(Element box annotations)
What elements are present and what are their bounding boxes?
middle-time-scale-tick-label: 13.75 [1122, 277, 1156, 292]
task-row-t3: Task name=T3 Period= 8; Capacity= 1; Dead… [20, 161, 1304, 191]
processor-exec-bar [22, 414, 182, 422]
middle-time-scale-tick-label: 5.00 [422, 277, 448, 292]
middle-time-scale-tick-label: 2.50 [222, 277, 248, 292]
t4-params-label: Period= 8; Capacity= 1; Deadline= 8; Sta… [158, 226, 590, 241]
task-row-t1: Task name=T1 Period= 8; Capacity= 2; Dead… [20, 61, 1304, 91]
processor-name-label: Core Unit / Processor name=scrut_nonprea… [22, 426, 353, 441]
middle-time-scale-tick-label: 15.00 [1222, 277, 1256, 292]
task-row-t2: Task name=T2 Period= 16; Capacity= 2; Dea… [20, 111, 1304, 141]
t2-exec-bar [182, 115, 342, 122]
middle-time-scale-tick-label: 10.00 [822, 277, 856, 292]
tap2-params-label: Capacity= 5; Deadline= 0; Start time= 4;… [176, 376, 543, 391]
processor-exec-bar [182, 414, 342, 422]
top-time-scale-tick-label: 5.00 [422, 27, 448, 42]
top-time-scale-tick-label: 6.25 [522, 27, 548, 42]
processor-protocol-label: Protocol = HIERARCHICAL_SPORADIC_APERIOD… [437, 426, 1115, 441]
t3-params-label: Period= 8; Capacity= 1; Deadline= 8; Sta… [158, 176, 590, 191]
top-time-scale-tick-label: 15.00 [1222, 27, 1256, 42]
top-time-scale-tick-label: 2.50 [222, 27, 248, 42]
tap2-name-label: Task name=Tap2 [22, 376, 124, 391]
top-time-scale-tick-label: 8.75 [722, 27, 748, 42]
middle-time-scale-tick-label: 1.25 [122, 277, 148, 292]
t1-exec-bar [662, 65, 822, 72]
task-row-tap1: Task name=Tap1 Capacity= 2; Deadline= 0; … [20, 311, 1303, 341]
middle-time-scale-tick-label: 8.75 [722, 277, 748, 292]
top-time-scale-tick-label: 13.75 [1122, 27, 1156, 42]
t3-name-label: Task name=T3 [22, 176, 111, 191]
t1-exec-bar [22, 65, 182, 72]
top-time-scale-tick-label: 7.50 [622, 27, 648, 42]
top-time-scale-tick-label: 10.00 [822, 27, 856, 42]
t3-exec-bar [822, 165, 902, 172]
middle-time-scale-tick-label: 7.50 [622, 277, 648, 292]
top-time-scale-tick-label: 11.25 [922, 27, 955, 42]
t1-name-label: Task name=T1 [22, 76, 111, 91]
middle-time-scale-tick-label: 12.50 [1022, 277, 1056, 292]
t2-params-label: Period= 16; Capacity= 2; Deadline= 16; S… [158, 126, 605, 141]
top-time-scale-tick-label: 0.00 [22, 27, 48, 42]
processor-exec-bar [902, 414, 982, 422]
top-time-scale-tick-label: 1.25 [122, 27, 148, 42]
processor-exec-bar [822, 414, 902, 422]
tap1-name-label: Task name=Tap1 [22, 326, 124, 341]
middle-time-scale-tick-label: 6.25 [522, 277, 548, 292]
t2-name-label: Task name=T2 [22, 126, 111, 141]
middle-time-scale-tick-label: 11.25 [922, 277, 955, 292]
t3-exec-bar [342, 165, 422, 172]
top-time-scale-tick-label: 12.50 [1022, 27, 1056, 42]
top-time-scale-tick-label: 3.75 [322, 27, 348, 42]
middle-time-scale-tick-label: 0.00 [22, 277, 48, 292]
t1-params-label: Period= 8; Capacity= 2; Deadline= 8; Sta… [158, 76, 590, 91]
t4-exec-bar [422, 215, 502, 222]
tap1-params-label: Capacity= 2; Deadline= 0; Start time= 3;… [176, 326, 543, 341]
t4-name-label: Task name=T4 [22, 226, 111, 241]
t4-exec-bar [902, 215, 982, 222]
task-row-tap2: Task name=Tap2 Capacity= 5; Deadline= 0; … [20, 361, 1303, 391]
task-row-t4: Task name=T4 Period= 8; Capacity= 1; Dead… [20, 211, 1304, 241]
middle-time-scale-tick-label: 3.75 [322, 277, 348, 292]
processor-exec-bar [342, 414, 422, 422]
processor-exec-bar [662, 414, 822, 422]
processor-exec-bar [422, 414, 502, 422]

» **Problem requirements**
Filter the records above, keeping only the lines that contain the string "Start". Treat uppercase and lowercase letters as different.

» **Exercise answer**
tap2-params-label: Capacity= 5; Deadline= 0; Start time= 4;… [176, 376, 543, 391]
tap1-params-label: Capacity= 2; Deadline= 0; Start time= 3;… [176, 326, 543, 341]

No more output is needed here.